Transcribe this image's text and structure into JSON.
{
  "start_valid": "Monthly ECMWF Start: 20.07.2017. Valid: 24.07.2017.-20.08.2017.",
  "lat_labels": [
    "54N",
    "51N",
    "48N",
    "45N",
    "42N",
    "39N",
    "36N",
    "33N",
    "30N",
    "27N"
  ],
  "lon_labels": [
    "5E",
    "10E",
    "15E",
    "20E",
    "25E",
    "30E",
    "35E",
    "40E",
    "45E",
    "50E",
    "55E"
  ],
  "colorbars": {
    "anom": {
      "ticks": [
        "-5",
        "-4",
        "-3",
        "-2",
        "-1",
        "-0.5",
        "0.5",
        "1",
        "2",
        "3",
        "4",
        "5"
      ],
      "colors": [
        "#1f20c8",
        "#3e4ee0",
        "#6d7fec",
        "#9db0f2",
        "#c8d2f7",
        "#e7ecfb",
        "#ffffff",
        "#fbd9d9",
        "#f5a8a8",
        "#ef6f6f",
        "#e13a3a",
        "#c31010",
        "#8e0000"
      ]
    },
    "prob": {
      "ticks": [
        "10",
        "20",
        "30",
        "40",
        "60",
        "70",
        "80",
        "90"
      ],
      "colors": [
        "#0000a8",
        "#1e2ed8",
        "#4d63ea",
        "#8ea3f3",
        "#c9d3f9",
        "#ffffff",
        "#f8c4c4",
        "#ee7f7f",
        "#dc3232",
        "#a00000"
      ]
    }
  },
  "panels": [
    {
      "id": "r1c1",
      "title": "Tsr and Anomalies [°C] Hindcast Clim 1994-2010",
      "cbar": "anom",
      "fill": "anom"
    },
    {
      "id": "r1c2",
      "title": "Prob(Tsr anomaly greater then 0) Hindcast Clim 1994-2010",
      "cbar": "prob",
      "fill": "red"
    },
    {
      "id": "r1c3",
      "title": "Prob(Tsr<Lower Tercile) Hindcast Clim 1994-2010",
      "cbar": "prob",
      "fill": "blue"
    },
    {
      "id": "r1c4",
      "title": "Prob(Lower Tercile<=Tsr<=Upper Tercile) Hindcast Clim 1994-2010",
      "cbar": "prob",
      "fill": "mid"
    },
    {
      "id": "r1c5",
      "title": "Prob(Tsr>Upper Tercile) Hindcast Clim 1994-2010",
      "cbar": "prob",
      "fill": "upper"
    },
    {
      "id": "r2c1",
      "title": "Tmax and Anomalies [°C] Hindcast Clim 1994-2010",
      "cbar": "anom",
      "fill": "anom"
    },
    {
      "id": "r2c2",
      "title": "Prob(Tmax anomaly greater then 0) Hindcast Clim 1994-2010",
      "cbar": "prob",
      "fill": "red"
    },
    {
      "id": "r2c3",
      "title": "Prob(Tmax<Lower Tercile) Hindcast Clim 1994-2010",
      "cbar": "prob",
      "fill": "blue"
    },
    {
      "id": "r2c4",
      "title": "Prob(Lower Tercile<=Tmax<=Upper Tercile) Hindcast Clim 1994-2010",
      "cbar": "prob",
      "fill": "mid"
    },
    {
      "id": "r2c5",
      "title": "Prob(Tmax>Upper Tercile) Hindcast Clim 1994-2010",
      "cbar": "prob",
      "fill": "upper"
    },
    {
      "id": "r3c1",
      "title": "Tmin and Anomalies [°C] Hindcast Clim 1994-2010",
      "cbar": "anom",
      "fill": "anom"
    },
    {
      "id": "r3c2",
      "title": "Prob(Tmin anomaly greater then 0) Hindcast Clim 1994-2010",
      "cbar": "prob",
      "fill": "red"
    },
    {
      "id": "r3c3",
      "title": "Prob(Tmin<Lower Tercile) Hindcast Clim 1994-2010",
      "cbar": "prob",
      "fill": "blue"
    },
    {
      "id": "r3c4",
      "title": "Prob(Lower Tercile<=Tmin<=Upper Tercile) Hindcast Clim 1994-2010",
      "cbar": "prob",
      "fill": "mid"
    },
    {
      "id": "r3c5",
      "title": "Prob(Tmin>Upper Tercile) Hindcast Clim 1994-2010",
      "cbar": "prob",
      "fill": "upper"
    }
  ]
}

========

Job —
Working from the listing above, pick out every line that has "Tercile" and copy it.

Reply to the task —
      "title": "Prob(Tsr<Lower Tercile) Hindcast Clim 1994-2010",
      "title": "Prob(Lower Tercile<=Tsr<=Upper Tercile) Hindcast Clim 1994-2010",
      "title": "Prob(Tsr>Upper Tercile) Hindcast Clim 1994-2010",
      "title": "Prob(Tmax<Lower Tercile) Hindcast Clim 1994-2010",
      "title": "Prob(Lower Tercile<=Tmax<=Upper Tercile) Hindcast Clim 1994-2010",
      "title": "Prob(Tmax>Upper Tercile) Hindcast Clim 1994-2010",
      "title": "Prob(Tmin<Lower Tercile) Hindcast Clim 1994-2010",
      "title": "Prob(Lower Tercile<=Tmin<=Upper Tercile) Hindcast Clim 1994-2010",
      "title": "Prob(Tmin>Upper Tercile) Hindcast Clim 1994-2010",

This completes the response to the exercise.